-- start of DATA FOR THE TASK --

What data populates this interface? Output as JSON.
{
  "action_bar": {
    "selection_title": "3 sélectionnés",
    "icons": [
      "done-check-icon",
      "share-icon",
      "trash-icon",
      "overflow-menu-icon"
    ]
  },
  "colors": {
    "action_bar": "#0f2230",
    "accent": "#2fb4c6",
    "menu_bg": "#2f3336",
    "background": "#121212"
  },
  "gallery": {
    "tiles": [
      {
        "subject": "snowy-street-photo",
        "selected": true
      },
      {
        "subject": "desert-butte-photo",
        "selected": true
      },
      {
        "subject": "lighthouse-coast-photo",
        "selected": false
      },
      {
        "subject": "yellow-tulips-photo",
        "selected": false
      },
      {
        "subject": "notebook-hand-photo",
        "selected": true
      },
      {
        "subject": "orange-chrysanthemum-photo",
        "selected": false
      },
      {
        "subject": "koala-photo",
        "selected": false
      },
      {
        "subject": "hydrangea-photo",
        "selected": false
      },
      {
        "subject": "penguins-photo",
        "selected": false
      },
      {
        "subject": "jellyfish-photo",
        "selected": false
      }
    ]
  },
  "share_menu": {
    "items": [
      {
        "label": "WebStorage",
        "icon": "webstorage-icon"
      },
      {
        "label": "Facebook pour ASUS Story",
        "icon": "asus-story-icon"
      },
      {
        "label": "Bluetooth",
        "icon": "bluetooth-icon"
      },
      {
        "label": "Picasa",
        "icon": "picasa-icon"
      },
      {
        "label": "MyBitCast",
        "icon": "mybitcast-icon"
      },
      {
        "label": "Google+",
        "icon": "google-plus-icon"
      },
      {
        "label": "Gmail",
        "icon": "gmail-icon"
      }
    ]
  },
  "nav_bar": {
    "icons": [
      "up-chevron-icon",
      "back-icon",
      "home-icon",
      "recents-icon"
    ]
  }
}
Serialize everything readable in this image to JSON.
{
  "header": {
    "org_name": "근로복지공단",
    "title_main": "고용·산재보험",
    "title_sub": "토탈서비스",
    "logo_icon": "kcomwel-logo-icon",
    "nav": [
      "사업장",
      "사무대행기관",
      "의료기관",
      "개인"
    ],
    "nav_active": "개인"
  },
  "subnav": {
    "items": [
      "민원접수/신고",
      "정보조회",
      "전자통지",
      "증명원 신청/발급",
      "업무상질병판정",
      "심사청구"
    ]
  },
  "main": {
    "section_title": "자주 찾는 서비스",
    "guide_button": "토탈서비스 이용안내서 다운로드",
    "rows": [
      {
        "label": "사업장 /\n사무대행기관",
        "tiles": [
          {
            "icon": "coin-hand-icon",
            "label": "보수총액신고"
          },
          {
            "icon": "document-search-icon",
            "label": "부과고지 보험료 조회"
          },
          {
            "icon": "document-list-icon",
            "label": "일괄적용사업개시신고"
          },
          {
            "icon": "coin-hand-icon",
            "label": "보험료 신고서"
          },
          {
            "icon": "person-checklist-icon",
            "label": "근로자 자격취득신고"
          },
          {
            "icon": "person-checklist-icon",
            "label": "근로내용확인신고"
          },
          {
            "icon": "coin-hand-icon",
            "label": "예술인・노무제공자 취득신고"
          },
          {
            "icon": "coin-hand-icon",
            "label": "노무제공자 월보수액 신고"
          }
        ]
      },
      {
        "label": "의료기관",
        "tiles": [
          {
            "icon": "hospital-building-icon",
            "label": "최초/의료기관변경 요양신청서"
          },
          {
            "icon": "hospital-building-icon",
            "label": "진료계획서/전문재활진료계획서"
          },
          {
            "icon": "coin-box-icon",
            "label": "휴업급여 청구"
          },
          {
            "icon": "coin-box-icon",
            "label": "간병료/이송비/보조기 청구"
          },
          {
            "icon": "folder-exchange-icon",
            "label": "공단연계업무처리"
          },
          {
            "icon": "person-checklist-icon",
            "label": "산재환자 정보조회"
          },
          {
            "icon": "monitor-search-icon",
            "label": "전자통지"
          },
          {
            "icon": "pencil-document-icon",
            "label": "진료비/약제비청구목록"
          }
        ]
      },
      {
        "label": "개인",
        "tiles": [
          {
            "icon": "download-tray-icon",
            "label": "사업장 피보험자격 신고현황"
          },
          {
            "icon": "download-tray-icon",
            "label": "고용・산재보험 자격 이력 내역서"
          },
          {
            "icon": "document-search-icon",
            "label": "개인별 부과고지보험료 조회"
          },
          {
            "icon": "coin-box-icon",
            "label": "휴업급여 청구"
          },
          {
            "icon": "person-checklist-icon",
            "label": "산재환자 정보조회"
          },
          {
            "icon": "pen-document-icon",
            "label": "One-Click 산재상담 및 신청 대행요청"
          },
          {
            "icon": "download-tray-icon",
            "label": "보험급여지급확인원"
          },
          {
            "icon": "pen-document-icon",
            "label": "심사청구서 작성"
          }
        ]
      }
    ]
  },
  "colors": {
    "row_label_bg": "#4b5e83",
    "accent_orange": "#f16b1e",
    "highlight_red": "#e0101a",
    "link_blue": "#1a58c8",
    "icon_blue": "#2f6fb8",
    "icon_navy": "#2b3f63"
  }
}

-- end of DATA FOR THE TASK --

YOUR TASK.
Show each line in the entries that holds the string "subject".

FINISHED TASK.
        "subject": "snowy-street-photo",
        "subject": "desert-butte-photo",
        "subject": "lighthouse-coast-photo",
        "subject": "yellow-tulips-photo",
        "subject": "notebook-hand-photo",
        "subject": "orange-chrysanthemum-photo",
        "subject": "koala-photo",
        "subject": "hydrangea-photo",
        "subject": "penguins-photo",
        "subject": "jellyfish-photo",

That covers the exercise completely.